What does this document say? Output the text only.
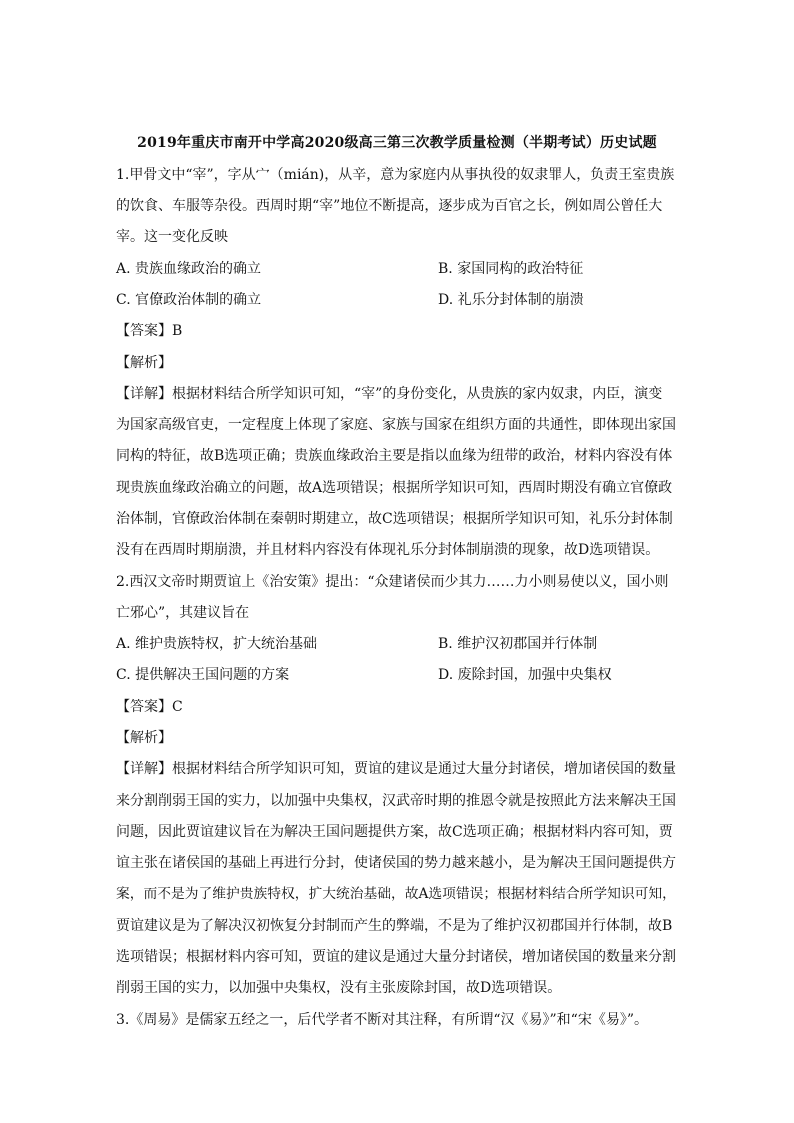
2019年重庆市南开中学高2020级高三第三次教学质量检测（半期考试）历史试题
1.甲骨文中“宰”，字从宀（mián)，从辛，意为家庭内从事执役的奴隶罪人，负责王室贵族
的饮食、车服等杂役。西周时期“宰”地位不断提高，逐步成为百官之长，例如周公曾任大
宰。这一变化反映
A. 贵族血缘政治的确立	B. 家国同构的政治特征
C. 官僚政治体制的确立	D. 礼乐分封体制的崩溃
【答案】B
【解析】
【详解】根据材料结合所学知识可知，“宰”的身份变化，从贵族的家内奴隶，内臣，演变
为国家高级官吏，一定程度上体现了家庭、家族与国家在组织方面的共通性，即体现出家国
同构的特征，故B选项正确；贵族血缘政治主要是指以血缘为纽带的政治，材料内容没有体
现贵族血缘政治确立的问题，故A选项错误；根据所学知识可知，西周时期没有确立官僚政
治体制，官僚政治体制在秦朝时期建立，故C选项错误；根据所学知识可知，礼乐分封体制
没有在西周时期崩溃，并且材料内容没有体现礼乐分封体制崩溃的现象，故D选项错误。
2.西汉文帝时期贾谊上《治安策》提出：“众建诸侯而少其力……力小则易使以义，国小则
亡邪心”，其建议旨在
A. 维护贵族特权，扩大统治基础	B. 维护汉初郡国并行体制
C. 提供解决王国问题的方案	D. 废除封国，加强中央集权
【答案】C
【解析】
【详解】根据材料结合所学知识可知，贾谊的建议是通过大量分封诸侯，增加诸侯国的数量
来分割削弱王国的实力，以加强中央集权，汉武帝时期的推恩令就是按照此方法来解决王国
问题，因此贾谊建议旨在为解决王国问题提供方案，故C选项正确；根据材料内容可知，贾
谊主张在诸侯国的基础上再进行分封，使诸侯国的势力越来越小，是为解决王国问题提供方
案，而不是为了维护贵族特权，扩大统治基础，故A选项错误；根据材料结合所学知识可知，
贾谊建议是为了解决汉初恢复分封制而产生的弊端，不是为了维护汉初郡国并行体制，故B
选项错误；根据材料内容可知，贾谊的建议是通过大量分封诸侯，增加诸侯国的数量来分割
削弱王国的实力，以加强中央集权，没有主张废除封国，故D选项错误。
3.《周易》是儒家五经之一，后代学者不断对其注释，有所谓“汉《易》”和“宋《易》”。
━━━━━━━━━━━━━━━━━━━━
__Required work__. Only the number should be given: how many lines of the data contain the word "根据材料内容可知"?

__The answer__. 2